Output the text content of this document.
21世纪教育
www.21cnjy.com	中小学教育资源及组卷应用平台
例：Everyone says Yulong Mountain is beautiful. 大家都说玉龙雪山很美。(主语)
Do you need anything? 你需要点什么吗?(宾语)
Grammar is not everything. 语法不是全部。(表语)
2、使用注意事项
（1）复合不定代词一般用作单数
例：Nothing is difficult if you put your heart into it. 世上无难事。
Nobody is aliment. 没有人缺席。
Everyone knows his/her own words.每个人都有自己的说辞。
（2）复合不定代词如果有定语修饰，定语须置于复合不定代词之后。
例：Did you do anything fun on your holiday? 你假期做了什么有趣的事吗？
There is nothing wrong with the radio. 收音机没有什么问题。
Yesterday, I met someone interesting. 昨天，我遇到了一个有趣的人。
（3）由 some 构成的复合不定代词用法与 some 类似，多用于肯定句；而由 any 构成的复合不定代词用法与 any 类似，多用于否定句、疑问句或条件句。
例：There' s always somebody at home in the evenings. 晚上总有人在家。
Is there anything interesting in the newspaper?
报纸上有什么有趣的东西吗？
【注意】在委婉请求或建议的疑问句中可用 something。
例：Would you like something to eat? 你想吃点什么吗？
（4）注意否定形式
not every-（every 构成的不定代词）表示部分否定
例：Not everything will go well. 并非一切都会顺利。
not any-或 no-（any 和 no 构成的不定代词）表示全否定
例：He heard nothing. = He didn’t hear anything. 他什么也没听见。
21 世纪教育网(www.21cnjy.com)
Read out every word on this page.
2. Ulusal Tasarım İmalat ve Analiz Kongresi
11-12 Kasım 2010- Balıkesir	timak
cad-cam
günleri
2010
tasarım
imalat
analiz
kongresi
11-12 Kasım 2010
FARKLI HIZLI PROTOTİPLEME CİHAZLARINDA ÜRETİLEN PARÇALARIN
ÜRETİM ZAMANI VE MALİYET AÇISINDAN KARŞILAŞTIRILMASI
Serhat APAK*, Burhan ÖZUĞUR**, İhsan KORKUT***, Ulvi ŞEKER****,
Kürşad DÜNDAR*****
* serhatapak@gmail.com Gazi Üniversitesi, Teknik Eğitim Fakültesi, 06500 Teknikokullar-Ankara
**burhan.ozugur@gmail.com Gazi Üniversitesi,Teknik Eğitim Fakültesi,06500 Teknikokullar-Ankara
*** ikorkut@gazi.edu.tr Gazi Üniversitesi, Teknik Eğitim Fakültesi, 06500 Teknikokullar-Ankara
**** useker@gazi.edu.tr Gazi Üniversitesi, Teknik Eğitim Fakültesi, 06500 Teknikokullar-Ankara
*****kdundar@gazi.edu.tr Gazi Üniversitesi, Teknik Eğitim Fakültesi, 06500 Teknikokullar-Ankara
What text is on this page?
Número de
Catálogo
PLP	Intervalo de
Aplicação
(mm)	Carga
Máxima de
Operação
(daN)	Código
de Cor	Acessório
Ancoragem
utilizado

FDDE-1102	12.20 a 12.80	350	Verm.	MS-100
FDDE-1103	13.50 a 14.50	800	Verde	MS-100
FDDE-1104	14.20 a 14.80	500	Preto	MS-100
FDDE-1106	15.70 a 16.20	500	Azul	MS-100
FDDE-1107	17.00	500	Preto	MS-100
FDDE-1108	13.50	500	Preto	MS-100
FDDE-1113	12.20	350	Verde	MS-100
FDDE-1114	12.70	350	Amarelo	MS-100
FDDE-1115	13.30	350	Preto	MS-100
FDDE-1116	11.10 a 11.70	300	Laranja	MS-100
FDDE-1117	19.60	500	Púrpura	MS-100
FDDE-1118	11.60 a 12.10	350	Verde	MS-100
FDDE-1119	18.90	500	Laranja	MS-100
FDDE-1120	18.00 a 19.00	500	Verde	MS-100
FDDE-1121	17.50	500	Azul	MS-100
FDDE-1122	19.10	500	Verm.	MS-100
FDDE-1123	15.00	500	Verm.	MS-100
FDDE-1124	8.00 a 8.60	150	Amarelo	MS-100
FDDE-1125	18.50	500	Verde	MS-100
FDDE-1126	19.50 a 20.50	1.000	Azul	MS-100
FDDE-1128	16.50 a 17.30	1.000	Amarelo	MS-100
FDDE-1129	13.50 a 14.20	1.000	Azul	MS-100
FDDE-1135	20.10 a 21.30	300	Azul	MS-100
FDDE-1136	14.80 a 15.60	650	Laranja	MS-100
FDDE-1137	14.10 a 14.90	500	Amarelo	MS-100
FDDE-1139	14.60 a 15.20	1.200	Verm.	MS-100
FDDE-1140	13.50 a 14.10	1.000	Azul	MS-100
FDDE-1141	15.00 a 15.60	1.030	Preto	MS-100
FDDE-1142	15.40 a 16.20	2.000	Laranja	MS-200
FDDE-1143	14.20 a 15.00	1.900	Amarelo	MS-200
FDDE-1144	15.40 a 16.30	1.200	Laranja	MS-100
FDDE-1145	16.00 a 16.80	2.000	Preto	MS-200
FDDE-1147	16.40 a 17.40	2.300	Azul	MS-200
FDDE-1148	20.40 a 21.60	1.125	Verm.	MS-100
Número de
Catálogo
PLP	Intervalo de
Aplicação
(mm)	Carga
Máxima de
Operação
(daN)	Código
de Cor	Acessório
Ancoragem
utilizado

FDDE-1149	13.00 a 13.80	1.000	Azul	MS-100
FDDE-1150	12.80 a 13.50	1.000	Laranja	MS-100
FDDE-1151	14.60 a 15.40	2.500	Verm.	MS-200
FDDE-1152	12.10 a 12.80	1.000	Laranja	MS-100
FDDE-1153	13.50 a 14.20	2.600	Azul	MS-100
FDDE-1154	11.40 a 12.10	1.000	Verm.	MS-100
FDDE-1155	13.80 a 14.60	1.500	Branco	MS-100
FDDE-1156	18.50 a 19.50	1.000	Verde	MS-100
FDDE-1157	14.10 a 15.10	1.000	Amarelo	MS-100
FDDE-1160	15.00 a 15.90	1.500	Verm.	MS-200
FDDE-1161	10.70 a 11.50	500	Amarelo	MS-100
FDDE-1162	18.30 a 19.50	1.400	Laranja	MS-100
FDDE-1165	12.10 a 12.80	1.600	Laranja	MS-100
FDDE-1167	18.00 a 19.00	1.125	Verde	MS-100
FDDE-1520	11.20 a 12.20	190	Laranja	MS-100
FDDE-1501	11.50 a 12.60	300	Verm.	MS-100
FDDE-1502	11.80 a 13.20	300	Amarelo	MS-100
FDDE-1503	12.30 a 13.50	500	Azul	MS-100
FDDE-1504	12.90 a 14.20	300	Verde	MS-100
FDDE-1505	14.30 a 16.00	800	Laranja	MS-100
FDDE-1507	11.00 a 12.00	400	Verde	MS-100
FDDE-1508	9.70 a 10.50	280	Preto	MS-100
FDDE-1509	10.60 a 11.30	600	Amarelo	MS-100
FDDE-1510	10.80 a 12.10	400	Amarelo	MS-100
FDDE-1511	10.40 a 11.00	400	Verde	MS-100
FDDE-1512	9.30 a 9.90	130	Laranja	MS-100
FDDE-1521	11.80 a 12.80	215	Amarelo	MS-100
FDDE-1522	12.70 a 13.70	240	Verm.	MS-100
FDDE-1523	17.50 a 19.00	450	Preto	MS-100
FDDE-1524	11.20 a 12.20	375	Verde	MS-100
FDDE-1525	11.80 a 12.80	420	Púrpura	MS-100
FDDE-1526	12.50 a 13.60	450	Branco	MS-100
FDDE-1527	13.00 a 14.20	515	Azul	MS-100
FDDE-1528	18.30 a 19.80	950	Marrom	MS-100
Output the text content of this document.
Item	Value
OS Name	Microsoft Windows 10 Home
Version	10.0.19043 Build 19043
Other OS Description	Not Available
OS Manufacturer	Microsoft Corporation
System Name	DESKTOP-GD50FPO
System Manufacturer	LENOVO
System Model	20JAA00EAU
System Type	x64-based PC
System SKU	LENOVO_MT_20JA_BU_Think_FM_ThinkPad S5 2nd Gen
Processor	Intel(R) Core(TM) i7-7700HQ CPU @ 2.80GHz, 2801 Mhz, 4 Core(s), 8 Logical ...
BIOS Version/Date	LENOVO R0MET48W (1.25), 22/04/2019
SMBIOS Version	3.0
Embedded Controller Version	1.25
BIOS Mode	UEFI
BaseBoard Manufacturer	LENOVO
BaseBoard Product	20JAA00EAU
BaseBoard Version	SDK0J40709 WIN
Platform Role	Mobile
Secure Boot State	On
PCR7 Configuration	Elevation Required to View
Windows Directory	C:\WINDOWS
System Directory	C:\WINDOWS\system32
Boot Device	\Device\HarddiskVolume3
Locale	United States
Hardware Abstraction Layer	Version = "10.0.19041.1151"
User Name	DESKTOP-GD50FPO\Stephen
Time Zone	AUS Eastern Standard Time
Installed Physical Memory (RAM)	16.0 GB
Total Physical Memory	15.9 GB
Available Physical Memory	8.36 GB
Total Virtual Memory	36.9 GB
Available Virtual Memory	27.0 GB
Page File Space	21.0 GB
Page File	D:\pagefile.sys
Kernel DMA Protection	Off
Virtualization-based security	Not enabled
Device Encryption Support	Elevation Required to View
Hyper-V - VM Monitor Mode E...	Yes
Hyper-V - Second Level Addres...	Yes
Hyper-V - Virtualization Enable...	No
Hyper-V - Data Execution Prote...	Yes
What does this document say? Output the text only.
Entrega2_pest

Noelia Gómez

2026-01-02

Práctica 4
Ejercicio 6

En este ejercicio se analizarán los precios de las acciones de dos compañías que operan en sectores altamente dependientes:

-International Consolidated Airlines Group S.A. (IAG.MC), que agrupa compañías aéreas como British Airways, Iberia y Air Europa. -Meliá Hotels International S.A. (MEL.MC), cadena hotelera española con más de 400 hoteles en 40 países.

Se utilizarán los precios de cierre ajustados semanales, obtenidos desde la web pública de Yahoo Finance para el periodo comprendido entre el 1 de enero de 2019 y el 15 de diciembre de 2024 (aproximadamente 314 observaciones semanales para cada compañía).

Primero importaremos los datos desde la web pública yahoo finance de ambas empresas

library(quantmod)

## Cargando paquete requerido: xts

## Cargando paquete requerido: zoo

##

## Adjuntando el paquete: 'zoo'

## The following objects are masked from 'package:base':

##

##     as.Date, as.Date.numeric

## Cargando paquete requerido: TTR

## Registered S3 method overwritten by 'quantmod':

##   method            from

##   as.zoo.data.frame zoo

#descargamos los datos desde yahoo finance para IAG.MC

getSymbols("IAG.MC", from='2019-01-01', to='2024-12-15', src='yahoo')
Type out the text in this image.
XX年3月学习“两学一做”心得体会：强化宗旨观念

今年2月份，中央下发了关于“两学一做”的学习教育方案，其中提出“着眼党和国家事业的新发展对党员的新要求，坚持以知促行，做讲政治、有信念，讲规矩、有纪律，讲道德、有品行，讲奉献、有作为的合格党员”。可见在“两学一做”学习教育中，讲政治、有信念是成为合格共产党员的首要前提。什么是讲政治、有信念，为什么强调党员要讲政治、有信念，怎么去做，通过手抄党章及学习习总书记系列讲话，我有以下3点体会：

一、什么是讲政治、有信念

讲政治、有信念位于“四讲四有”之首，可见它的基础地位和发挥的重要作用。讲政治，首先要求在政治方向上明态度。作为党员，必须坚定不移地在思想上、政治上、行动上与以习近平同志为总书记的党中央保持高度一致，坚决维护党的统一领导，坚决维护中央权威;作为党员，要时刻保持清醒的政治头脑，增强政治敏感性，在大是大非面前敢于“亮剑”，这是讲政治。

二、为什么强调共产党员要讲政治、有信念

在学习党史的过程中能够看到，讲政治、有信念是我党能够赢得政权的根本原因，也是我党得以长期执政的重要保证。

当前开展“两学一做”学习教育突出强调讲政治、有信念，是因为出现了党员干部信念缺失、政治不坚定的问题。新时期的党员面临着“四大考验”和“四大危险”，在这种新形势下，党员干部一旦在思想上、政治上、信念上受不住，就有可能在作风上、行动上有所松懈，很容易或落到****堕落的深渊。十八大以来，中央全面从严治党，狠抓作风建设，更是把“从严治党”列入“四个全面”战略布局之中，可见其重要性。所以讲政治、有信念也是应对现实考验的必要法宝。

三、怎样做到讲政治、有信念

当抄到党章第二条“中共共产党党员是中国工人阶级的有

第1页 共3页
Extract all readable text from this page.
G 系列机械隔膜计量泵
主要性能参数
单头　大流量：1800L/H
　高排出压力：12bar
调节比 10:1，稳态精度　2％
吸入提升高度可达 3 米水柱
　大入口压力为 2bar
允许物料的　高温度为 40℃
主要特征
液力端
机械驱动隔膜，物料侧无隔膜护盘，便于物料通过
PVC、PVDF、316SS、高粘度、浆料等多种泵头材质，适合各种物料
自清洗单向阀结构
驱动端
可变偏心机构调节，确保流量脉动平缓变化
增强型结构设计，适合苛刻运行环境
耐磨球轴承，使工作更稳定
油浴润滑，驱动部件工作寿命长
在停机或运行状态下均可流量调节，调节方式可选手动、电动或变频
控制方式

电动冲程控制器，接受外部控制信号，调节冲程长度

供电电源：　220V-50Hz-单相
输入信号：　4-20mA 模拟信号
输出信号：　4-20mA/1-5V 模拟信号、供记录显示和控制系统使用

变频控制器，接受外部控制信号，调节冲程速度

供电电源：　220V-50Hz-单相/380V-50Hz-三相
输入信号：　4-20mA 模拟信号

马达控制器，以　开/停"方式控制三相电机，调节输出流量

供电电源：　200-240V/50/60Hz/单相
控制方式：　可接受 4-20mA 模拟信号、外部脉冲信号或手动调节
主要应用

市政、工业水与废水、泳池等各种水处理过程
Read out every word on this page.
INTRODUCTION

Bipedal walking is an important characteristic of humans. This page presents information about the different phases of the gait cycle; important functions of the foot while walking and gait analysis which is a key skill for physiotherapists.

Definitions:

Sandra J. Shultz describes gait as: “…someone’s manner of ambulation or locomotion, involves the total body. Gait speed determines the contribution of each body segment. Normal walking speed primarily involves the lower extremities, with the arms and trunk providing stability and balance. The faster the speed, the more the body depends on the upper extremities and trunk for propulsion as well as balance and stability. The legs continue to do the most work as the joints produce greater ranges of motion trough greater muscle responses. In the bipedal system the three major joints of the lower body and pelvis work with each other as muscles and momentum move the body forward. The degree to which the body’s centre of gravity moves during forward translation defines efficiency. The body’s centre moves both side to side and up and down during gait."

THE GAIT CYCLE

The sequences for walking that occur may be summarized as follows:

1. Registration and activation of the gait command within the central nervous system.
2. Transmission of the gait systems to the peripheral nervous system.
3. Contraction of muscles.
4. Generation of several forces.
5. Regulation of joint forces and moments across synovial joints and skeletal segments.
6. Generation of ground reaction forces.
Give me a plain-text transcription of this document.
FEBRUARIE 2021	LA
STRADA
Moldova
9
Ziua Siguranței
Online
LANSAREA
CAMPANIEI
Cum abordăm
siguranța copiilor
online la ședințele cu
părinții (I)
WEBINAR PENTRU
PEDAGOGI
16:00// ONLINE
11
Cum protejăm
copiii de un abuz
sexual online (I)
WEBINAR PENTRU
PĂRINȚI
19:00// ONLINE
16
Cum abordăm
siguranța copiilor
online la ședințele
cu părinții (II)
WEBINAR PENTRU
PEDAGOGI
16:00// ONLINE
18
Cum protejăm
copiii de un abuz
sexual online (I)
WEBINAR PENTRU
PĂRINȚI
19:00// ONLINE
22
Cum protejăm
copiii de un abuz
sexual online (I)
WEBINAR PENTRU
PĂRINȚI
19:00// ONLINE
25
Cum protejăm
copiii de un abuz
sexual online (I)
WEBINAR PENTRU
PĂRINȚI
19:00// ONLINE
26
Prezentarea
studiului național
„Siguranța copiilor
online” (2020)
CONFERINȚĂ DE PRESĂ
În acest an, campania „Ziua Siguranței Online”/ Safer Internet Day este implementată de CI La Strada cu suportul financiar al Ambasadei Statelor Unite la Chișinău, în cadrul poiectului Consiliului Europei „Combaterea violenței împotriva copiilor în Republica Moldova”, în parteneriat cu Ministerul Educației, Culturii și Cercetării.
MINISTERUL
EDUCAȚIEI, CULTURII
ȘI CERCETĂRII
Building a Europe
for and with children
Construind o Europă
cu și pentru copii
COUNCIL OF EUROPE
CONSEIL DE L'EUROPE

What is asked =>
Above are lines of data; state how many of them contain the word "Verm", with no other output.

Result =>
10